(Dataset listings of figures)
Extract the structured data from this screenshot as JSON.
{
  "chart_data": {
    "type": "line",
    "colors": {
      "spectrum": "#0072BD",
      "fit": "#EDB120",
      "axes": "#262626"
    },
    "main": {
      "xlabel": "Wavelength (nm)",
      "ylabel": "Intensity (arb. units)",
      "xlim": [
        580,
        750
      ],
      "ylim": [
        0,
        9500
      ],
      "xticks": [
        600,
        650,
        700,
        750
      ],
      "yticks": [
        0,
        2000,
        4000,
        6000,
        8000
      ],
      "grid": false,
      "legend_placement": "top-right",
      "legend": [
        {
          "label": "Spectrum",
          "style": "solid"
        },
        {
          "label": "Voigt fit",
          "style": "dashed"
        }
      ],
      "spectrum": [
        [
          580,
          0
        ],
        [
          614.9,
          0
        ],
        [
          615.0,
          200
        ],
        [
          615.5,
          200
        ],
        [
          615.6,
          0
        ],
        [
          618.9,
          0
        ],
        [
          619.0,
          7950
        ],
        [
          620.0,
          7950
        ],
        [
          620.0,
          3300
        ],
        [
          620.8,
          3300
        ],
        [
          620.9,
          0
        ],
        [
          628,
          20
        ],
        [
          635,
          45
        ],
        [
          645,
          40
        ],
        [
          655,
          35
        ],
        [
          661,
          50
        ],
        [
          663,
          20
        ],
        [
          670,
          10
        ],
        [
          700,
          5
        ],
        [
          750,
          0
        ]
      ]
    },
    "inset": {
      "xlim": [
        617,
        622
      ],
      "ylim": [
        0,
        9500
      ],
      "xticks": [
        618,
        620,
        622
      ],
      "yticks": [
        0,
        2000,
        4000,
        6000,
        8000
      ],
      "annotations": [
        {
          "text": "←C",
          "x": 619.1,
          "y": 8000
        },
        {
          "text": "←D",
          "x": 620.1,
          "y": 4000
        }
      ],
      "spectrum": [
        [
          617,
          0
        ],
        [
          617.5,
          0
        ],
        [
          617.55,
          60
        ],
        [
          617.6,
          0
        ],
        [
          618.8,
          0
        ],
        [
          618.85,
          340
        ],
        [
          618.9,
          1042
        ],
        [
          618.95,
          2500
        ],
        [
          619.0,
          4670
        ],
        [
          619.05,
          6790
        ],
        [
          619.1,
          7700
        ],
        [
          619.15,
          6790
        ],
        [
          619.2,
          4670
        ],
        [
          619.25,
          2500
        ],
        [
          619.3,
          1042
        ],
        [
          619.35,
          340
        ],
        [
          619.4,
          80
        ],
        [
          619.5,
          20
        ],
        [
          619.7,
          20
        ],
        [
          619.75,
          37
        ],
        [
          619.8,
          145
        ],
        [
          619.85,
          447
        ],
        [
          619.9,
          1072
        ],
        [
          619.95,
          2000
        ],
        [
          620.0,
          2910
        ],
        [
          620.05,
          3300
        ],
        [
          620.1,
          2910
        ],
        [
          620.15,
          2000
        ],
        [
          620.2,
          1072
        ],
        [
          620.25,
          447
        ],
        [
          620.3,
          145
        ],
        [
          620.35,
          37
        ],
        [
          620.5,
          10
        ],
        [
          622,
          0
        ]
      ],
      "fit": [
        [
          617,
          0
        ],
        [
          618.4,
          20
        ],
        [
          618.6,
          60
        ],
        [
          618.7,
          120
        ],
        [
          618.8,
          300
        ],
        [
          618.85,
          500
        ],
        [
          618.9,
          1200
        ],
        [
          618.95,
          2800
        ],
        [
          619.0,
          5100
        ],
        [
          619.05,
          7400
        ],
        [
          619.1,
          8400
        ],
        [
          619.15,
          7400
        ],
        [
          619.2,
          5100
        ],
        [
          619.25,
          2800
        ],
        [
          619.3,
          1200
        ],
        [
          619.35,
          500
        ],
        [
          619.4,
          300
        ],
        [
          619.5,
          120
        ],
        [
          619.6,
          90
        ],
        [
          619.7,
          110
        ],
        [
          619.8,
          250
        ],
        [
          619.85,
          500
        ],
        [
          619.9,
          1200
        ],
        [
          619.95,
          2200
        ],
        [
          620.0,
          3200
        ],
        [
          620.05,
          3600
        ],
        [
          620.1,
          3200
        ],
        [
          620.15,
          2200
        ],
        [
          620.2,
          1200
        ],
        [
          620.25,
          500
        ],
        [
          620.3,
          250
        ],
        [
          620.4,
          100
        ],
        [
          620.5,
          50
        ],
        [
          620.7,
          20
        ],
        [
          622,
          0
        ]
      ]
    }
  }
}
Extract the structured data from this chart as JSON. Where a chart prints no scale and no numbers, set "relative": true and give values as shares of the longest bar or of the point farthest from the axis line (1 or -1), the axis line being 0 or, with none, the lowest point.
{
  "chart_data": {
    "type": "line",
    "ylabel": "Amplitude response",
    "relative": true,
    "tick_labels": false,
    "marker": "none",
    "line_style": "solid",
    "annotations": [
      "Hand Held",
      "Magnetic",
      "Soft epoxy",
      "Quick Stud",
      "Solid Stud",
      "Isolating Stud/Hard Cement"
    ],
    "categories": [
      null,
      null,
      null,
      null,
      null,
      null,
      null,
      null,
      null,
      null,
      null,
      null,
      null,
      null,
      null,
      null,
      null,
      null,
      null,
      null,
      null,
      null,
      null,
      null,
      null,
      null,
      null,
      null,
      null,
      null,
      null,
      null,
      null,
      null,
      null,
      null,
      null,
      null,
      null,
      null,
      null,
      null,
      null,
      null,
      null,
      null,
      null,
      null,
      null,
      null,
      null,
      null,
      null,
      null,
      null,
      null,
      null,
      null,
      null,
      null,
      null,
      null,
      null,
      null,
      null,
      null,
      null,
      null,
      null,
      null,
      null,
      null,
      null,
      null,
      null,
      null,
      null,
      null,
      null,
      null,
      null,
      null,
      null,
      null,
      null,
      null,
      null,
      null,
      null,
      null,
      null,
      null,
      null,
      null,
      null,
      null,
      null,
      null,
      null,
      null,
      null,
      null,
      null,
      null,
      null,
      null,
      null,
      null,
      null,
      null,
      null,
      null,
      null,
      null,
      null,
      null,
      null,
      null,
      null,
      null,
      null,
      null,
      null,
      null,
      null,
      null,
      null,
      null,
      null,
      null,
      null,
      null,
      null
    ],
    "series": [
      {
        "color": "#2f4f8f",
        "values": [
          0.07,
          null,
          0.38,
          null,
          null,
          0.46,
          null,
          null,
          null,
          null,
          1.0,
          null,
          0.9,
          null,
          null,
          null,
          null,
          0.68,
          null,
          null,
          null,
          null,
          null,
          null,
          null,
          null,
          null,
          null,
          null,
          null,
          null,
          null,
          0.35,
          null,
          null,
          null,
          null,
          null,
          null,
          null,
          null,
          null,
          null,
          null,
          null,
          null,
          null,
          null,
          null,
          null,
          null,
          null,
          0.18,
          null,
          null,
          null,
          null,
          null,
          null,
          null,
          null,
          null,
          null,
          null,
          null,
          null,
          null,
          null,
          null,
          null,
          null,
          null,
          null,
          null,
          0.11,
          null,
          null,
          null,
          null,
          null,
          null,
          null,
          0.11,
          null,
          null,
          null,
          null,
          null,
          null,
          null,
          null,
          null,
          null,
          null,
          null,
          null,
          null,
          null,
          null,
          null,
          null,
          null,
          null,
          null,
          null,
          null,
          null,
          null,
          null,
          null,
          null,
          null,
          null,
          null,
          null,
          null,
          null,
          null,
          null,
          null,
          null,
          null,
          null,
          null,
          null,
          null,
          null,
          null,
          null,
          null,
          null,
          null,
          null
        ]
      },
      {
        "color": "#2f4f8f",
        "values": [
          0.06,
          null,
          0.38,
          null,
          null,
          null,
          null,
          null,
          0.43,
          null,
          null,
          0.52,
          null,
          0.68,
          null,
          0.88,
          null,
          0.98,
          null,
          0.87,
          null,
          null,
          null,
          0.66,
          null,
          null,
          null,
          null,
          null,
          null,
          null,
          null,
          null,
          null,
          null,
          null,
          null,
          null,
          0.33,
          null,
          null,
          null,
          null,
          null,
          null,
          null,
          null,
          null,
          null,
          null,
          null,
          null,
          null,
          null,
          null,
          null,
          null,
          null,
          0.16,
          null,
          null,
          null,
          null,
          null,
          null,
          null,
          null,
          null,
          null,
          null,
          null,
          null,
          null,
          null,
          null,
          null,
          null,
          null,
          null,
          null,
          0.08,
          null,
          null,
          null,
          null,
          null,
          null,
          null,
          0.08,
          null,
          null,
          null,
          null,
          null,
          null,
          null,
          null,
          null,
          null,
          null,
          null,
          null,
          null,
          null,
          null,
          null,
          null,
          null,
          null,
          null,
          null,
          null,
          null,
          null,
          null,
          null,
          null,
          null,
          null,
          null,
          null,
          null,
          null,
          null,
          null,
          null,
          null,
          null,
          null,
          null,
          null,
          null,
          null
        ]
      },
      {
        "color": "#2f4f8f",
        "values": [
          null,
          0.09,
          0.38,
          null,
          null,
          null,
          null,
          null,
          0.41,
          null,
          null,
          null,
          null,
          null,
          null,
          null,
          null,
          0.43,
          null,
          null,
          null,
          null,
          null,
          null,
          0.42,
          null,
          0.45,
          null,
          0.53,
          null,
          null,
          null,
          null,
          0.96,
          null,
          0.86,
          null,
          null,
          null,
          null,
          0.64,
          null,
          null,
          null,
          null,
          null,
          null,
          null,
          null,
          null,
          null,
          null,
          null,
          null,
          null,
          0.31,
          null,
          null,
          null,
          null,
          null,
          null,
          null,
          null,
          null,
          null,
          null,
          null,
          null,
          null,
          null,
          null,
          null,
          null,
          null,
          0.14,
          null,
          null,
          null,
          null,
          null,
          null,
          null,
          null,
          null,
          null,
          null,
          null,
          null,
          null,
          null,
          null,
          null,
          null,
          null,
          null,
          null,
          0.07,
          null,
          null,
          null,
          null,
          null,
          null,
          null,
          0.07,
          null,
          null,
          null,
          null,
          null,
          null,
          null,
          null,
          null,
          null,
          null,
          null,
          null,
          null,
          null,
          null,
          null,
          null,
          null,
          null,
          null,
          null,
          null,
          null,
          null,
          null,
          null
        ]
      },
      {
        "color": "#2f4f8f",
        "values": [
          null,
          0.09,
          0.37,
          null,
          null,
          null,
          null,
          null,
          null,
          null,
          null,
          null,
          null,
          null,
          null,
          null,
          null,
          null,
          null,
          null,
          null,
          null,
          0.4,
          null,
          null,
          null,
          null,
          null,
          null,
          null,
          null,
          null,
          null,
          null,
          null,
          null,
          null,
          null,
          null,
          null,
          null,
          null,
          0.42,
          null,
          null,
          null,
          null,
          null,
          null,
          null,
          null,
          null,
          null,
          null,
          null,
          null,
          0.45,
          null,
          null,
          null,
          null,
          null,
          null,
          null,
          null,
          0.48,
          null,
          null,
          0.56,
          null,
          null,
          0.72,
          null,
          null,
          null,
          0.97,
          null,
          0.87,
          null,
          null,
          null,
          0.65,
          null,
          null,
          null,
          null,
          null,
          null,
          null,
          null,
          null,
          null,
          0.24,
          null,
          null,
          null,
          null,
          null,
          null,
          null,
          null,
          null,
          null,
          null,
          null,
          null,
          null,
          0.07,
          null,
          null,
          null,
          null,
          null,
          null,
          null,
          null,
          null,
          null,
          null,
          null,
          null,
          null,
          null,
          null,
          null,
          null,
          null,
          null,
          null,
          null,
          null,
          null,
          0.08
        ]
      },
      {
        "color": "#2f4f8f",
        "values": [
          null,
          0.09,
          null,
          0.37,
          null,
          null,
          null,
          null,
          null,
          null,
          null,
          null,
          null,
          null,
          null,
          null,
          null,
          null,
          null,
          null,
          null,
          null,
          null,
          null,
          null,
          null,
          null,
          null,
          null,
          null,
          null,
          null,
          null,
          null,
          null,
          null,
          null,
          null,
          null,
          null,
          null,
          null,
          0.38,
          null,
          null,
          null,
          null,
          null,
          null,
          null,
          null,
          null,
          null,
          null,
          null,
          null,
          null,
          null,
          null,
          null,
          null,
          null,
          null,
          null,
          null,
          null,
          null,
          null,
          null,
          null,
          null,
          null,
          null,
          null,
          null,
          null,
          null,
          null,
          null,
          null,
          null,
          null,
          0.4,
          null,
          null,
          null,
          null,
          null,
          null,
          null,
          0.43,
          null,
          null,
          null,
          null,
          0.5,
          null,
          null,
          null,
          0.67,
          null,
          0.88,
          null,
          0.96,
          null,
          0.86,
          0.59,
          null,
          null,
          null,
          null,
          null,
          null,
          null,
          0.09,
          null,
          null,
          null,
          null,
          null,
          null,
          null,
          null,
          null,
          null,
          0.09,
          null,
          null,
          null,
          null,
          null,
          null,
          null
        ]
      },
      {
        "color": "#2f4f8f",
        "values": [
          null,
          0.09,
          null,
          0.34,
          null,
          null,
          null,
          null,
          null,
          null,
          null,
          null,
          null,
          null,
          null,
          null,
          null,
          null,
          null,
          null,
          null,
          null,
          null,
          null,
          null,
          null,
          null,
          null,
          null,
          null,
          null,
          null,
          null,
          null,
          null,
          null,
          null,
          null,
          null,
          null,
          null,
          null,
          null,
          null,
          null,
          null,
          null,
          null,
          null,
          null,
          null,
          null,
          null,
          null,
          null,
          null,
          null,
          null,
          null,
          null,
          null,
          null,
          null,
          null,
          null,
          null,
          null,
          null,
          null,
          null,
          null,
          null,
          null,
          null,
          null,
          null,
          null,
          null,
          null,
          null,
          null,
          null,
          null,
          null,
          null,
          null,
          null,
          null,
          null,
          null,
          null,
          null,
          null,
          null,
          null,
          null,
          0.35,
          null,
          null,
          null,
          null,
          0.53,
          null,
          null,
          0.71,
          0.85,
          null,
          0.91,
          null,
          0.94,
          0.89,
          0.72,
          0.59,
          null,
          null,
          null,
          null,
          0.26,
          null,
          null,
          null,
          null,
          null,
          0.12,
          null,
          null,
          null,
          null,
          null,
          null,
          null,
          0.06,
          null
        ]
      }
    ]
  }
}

◆ **WHAT YOU SHOULD DO**:
How many lines in the records above contain the word "this"? Give only the number.

◆ **THE RESULT**:
2